**What to do**
Write the entries below out again exactly; any picture in them stays out.

**Entries**
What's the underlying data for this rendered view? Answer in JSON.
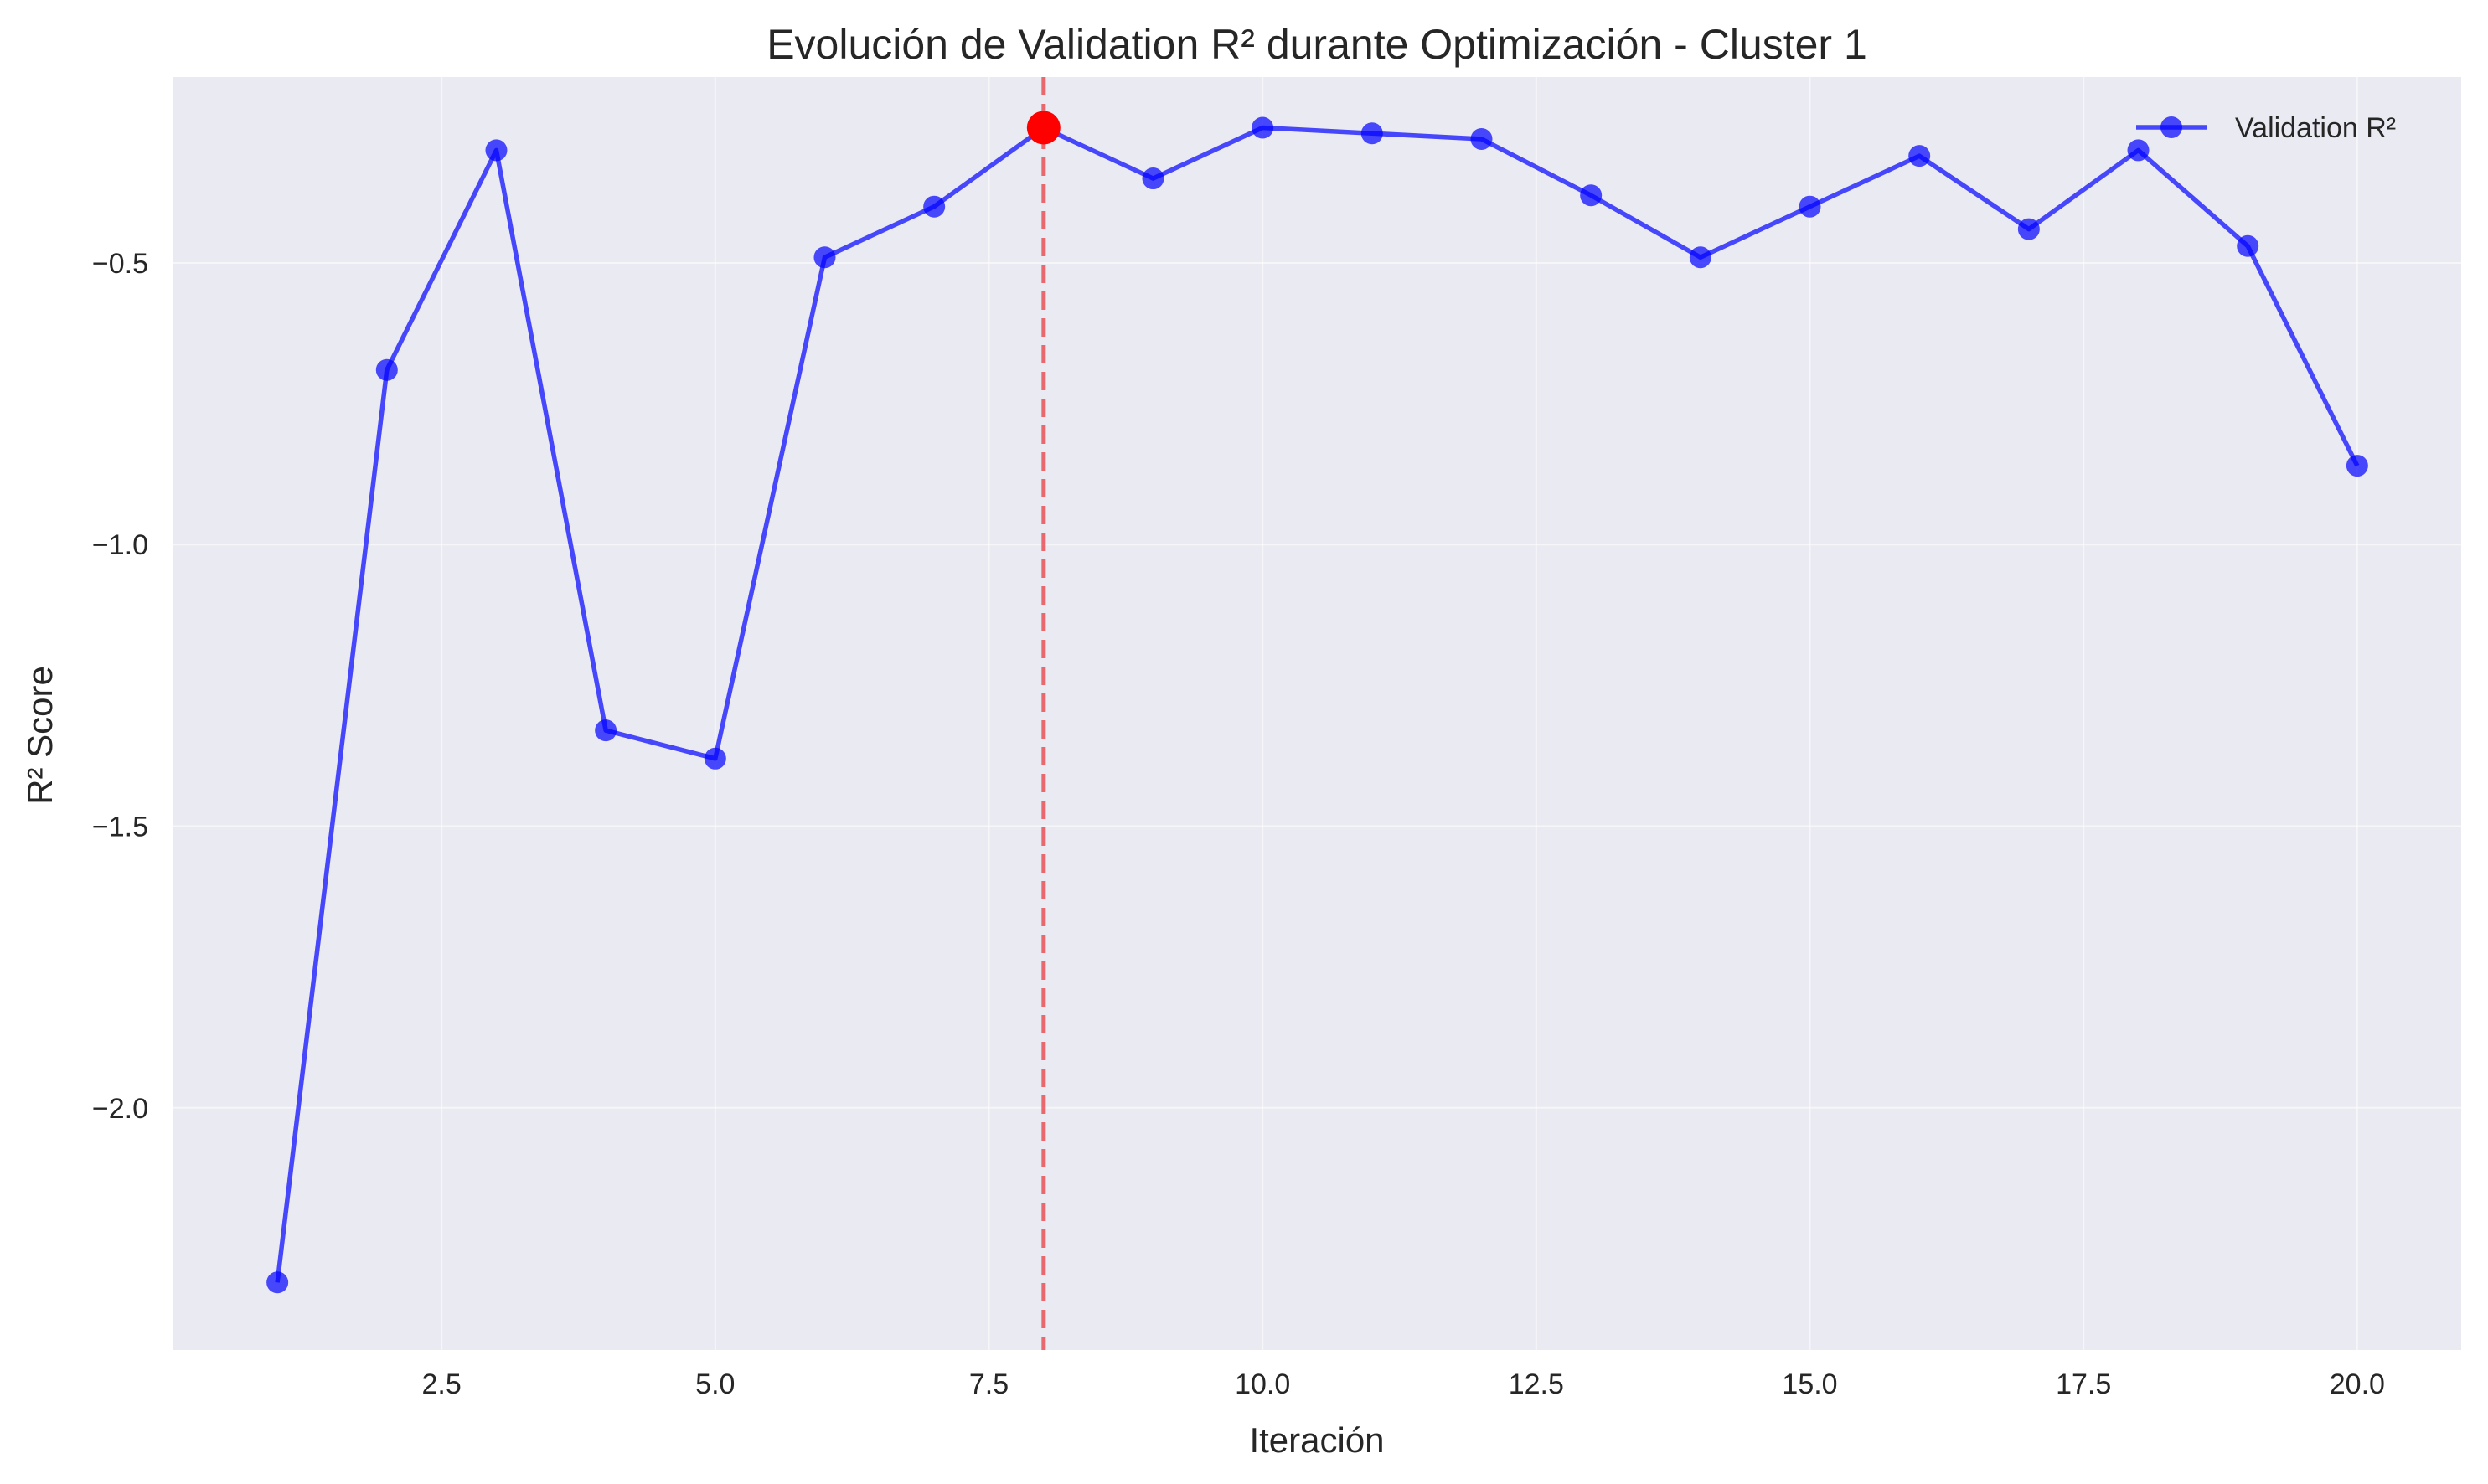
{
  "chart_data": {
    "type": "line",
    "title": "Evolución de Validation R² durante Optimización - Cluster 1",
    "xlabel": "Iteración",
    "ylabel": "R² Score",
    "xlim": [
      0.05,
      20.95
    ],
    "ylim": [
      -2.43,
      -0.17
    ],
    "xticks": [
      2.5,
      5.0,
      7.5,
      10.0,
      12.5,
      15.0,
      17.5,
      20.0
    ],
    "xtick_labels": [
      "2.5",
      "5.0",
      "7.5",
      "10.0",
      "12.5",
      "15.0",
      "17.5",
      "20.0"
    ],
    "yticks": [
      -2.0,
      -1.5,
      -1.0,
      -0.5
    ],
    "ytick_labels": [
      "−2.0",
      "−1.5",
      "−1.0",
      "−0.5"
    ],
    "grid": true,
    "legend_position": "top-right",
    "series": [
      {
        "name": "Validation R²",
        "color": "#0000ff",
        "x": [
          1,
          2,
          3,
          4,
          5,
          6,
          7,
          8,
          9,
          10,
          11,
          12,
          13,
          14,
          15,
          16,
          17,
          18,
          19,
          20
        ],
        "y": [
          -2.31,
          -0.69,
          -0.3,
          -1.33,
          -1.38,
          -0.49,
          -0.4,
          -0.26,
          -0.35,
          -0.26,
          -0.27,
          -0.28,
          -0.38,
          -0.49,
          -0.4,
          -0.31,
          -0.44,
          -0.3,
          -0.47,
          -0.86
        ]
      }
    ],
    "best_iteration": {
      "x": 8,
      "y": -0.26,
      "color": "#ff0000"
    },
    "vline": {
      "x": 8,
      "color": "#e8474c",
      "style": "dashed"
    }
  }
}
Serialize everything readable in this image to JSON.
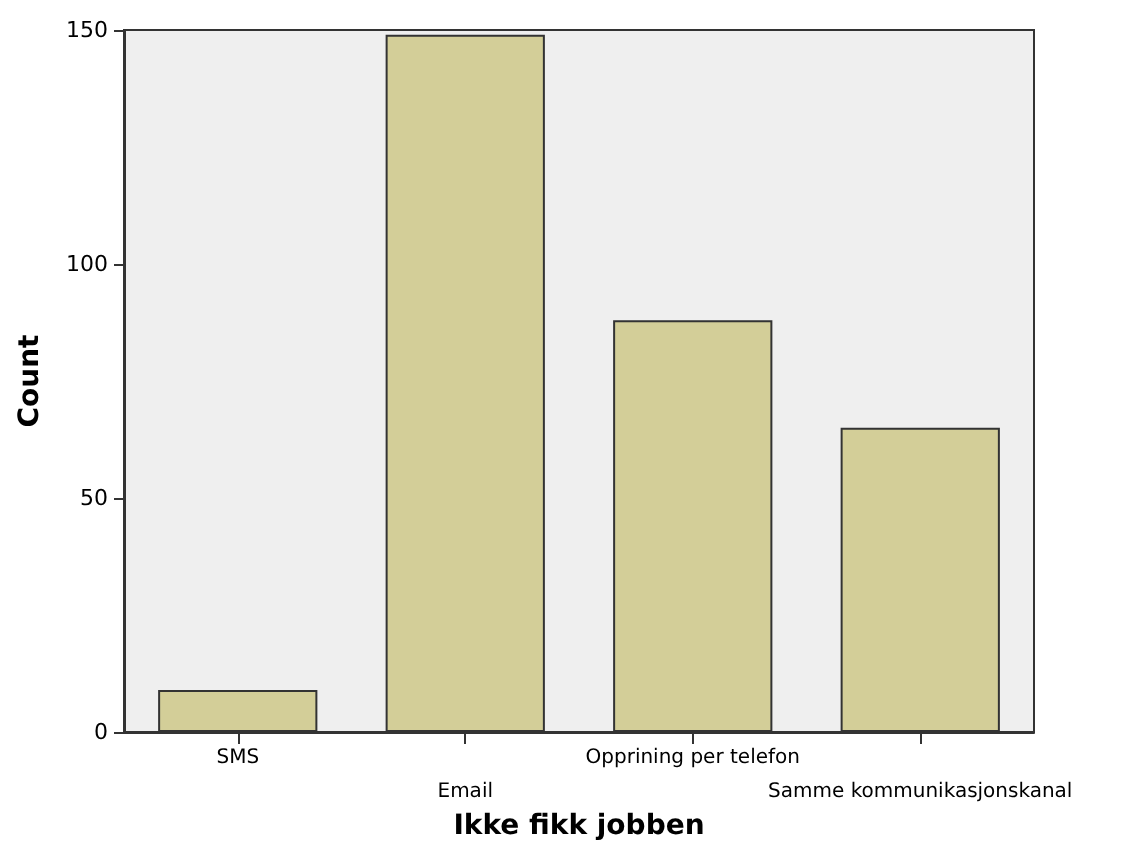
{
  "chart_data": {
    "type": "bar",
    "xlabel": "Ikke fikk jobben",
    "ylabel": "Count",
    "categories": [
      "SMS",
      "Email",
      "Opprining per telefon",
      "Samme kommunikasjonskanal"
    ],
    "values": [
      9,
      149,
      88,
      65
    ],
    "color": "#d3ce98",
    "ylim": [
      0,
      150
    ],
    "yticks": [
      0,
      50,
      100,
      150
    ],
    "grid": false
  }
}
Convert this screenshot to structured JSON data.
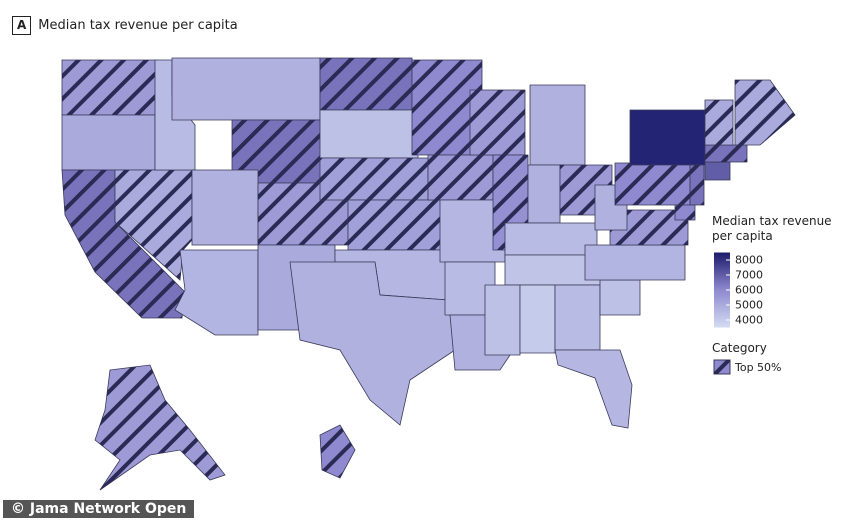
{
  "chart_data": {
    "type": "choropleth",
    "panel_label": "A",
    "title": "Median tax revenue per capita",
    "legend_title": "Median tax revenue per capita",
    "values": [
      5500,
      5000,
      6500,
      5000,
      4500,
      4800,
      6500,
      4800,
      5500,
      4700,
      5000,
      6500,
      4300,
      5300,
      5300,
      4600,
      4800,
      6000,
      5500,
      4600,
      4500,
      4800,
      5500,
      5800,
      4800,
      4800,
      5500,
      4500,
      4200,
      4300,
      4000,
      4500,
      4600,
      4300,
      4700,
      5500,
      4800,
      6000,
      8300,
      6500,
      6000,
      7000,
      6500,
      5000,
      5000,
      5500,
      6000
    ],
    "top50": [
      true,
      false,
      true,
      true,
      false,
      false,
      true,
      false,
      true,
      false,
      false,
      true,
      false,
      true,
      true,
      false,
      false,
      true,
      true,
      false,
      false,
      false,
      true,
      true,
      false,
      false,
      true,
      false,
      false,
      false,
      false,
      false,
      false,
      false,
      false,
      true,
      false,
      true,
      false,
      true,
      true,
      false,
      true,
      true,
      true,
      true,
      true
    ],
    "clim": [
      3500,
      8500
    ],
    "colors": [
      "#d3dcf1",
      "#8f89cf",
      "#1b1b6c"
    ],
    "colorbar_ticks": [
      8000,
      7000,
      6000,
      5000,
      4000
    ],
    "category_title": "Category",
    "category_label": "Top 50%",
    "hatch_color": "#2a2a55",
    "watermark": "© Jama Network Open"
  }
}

**Finished answer**
What's the underlying data for this rendered view? Answer in JSON.
{
  "chart_data": {
    "type": "line",
    "title": "Evolución de Validation R² durante Optimización - Cluster 1",
    "xlabel": "Iteración",
    "ylabel": "R² Score",
    "xlim": [
      0.05,
      20.95
    ],
    "ylim": [
      -2.43,
      -0.17
    ],
    "xticks": [
      2.5,
      5.0,
      7.5,
      10.0,
      12.5,
      15.0,
      17.5,
      20.0
    ],
    "xtick_labels": [
      "2.5",
      "5.0",
      "7.5",
      "10.0",
      "12.5",
      "15.0",
      "17.5",
      "20.0"
    ],
    "yticks": [
      -2.0,
      -1.5,
      -1.0,
      -0.5
    ],
    "ytick_labels": [
      "−2.0",
      "−1.5",
      "−1.0",
      "−0.5"
    ],
    "grid": true,
    "legend_position": "top-right",
    "series": [
      {
        "name": "Validation R²",
        "color": "#0000ff",
        "x": [
          1,
          2,
          3,
          4,
          5,
          6,
          7,
          8,
          9,
          10,
          11,
          12,
          13,
          14,
          15,
          16,
          17,
          18,
          19,
          20
        ],
        "y": [
          -2.31,
          -0.69,
          -0.3,
          -1.33,
          -1.38,
          -0.49,
          -0.4,
          -0.26,
          -0.35,
          -0.26,
          -0.27,
          -0.28,
          -0.38,
          -0.49,
          -0.4,
          -0.31,
          -0.44,
          -0.3,
          -0.47,
          -0.86
        ]
      }
    ],
    "best_iteration": {
      "x": 8,
      "y": -0.26,
      "color": "#ff0000"
    },
    "vline": {
      "x": 8,
      "color": "#e8474c",
      "style": "dashed"
    }
  }
}
Serialize everything readable in this image to JSON.
{
  "chart_data": {
    "type": "bar",
    "xlabel": "Ikke fikk jobben",
    "ylabel": "Count",
    "categories": [
      "SMS",
      "Email",
      "Opprining per telefon",
      "Samme kommunikasjonskanal"
    ],
    "values": [
      9,
      149,
      88,
      65
    ],
    "color": "#d3ce98",
    "ylim": [
      0,
      150
    ],
    "yticks": [
      0,
      50,
      100,
      150
    ],
    "grid": false
  }
}
Convert this screenshot to structured JSON data.
{
  "chart_data": {
    "type": "choropleth",
    "panel_label": "A",
    "title": "Median tax revenue per capita",
    "legend_title": "Median tax revenue per capita",
    "values": [
      5500,
      5000,
      6500,
      5000,
      4500,
      4800,
      6500,
      4800,
      5500,
      4700,
      5000,
      6500,
      4300,
      5300,
      5300,
      4600,
      4800,
      6000,
      5500,
      4600,
      4500,
      4800,
      5500,
      5800,
      4800,
      4800,
      5500,
      4500,
      4200,
      4300,
      4000,
      4500,
      4600,
      4300,
      4700,
      5500,
      4800,
      6000,
      8300,
      6500,
      6000,
      7000,
      6500,
      5000,
      5000,
      5500,
      6000
    ],
    "top50": [
      true,
      false,
      true,
      true,
      false,
      false,
      true,
      false,
      true,
      false,
      false,
      true,
      false,
      true,
      true,
      false,
      false,
      true,
      true,
      false,
      false,
      false,
      true,
      true,
      false,
      false,
      true,
      false,
      false,
      false,
      false,
      false,
      false,
      false,
      false,
      true,
      false,
      true,
      false,
      true,
      true,
      false,
      true,
      true,
      true,
      true,
      true
    ],
    "clim": [
      3500,
      8500
    ],
    "colors": [
      "#d3dcf1",
      "#8f89cf",
      "#1b1b6c"
    ],
    "colorbar_ticks": [
      8000,
      7000,
      6000,
      5000,
      4000
    ],
    "category_title": "Category",
    "category_label": "Top 50%",
    "hatch_color": "#2a2a55",
    "watermark": "© Jama Network Open"
  }
}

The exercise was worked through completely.